* Directions
Transcribe each record below word for word.

* Stored data
= = = = =

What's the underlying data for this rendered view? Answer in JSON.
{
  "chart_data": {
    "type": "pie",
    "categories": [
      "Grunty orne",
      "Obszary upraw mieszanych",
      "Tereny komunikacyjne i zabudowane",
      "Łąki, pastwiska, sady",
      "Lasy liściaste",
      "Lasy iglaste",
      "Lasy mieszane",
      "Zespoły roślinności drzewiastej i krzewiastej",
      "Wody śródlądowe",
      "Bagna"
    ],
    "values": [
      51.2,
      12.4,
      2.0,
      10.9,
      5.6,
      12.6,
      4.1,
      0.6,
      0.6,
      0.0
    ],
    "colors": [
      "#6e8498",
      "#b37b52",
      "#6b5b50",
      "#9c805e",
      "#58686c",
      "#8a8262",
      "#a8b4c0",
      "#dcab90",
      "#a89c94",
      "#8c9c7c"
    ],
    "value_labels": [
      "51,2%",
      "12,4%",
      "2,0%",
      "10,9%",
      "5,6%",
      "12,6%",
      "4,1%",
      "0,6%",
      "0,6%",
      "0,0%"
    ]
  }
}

= = = = =

* Output below
What's the underlying data for this rendered view? Answer in JSON.
{
  "chart_data": {
    "type": "pie",
    "categories": [
      "Grunty orne",
      "Obszary upraw mieszanych",
      "Tereny komunikacyjne i zabudowane",
      "Łąki, pastwiska, sady",
      "Lasy liściaste",
      "Lasy iglaste",
      "Lasy mieszane",
      "Zespoły roślinności drzewiastej i krzewiastej",
      "Wody śródlądowe",
      "Bagna"
    ],
    "values": [
      51.2,
      12.4,
      2.0,
      10.9,
      5.6,
      12.6,
      4.1,
      0.6,
      0.6,
      0.0
    ],
    "colors": [
      "#6e8498",
      "#b37b52",
      "#6b5b50",
      "#9c805e",
      "#58686c",
      "#8a8262",
      "#a8b4c0",
      "#dcab90",
      "#a89c94",
      "#8c9c7c"
    ],
    "value_labels": [
      "51,2%",
      "12,4%",
      "2,0%",
      "10,9%",
      "5,6%",
      "12,6%",
      "4,1%",
      "0,6%",
      "0,6%",
      "0,0%"
    ]
  }
}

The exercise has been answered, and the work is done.